Restate the entries word for word, omitting nothing.

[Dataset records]

· · · ·

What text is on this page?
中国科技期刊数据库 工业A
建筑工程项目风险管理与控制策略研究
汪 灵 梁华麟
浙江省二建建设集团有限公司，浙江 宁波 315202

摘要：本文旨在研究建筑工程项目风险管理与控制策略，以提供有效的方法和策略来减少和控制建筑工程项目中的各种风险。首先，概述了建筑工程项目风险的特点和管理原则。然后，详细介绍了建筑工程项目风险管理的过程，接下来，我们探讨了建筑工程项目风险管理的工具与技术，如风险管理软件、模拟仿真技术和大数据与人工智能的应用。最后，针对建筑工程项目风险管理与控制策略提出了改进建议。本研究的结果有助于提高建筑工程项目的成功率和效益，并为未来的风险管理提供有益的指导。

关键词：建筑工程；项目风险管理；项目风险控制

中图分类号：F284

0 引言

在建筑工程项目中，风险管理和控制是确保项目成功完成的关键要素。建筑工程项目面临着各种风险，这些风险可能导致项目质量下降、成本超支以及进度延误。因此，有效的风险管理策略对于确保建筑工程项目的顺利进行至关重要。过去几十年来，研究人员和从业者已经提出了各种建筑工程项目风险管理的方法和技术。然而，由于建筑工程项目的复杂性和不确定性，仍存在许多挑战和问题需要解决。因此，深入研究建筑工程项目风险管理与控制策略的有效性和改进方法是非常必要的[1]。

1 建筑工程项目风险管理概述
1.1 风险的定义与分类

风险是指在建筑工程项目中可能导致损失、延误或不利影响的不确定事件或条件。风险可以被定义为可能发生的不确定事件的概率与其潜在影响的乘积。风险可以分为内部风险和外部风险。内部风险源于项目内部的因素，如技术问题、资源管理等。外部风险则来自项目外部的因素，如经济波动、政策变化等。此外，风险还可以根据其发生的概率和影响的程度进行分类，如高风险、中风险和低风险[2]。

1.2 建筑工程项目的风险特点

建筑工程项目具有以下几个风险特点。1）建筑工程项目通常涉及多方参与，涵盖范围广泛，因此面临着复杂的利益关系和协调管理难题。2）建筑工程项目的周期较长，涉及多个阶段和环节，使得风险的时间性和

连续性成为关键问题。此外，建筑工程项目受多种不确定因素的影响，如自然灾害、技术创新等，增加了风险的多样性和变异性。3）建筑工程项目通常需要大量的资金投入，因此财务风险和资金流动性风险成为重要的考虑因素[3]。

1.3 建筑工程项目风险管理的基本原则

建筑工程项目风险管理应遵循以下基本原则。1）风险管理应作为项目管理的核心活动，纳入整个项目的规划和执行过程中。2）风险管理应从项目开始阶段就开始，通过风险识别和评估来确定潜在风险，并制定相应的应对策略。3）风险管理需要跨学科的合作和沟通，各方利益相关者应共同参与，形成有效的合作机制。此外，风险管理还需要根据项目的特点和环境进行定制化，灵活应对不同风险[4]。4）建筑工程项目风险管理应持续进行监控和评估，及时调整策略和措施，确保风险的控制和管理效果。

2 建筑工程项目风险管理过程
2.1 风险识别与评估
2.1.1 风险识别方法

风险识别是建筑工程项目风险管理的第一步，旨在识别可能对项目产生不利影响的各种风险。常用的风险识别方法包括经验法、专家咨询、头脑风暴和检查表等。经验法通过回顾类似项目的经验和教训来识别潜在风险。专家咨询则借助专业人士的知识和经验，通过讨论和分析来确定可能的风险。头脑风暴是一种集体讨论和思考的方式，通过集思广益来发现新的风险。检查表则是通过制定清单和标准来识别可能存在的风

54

· · · ·

SOLUTION TO THIS EXERCISE:
What text is on this page?
中国科技期刊数据库 工业A
建筑工程项目风险管理与控制策略研究
汪 灵 梁华麟
浙江省二建建设集团有限公司，浙江 宁波 315202

摘要：本文旨在研究建筑工程项目风险管理与控制策略，以提供有效的方法和策略来减少和控制建筑工程项目中的各种风险。首先，概述了建筑工程项目风险的特点和管理原则。然后，详细介绍了建筑工程项目风险管理的过程，接下来，我们探讨了建筑工程项目风险管理的工具与技术，如风险管理软件、模拟仿真技术和大数据与人工智能的应用。最后，针对建筑工程项目风险管理与控制策略提出了改进建议。本研究的结果有助于提高建筑工程项目的成功率和效益，并为未来的风险管理提供有益的指导。

关键词：建筑工程；项目风险管理；项目风险控制

中图分类号：F284

0 引言

在建筑工程项目中，风险管理和控制是确保项目成功完成的关键要素。建筑工程项目面临着各种风险，这些风险可能导致项目质量下降、成本超支以及进度延误。因此，有效的风险管理策略对于确保建筑工程项目的顺利进行至关重要。过去几十年来，研究人员和从业者已经提出了各种建筑工程项目风险管理的方法和技术。然而，由于建筑工程项目的复杂性和不确定性，仍存在许多挑战和问题需要解决。因此，深入研究建筑工程项目风险管理与控制策略的有效性和改进方法是非常必要的[1]。

1 建筑工程项目风险管理概述
1.1 风险的定义与分类

风险是指在建筑工程项目中可能导致损失、延误或不利影响的不确定事件或条件。风险可以被定义为可能发生的不确定事件的概率与其潜在影响的乘积。风险可以分为内部风险和外部风险。内部风险源于项目内部的因素，如技术问题、资源管理等。外部风险则来自项目外部的因素，如经济波动、政策变化等。此外，风险还可以根据其发生的概率和影响的程度进行分类，如高风险、中风险和低风险[2]。

1.2 建筑工程项目的风险特点

建筑工程项目具有以下几个风险特点。1）建筑工程项目通常涉及多方参与，涵盖范围广泛，因此面临着复杂的利益关系和协调管理难题。2）建筑工程项目的周期较长，涉及多个阶段和环节，使得风险的时间性和

连续性成为关键问题。此外，建筑工程项目受多种不确定因素的影响，如自然灾害、技术创新等，增加了风险的多样性和变异性。3）建筑工程项目通常需要大量的资金投入，因此财务风险和资金流动性风险成为重要的考虑因素[3]。

1.3 建筑工程项目风险管理的基本原则

建筑工程项目风险管理应遵循以下基本原则。1）风险管理应作为项目管理的核心活动，纳入整个项目的规划和执行过程中。2）风险管理应从项目开始阶段就开始，通过风险识别和评估来确定潜在风险，并制定相应的应对策略。3）风险管理需要跨学科的合作和沟通，各方利益相关者应共同参与，形成有效的合作机制。此外，风险管理还需要根据项目的特点和环境进行定制化，灵活应对不同风险[4]。4）建筑工程项目风险管理应持续进行监控和评估，及时调整策略和措施，确保风险的控制和管理效果。

2 建筑工程项目风险管理过程
2.1 风险识别与评估
2.1.1 风险识别方法

风险识别是建筑工程项目风险管理的第一步，旨在识别可能对项目产生不利影响的各种风险。常用的风险识别方法包括经验法、专家咨询、头脑风暴和检查表等。经验法通过回顾类似项目的经验和教训来识别潜在风险。专家咨询则借助专业人士的知识和经验，通过讨论和分析来确定可能的风险。头脑风暴是一种集体讨论和思考的方式，通过集思广益来发现新的风险。检查表则是通过制定清单和标准来识别可能存在的风

54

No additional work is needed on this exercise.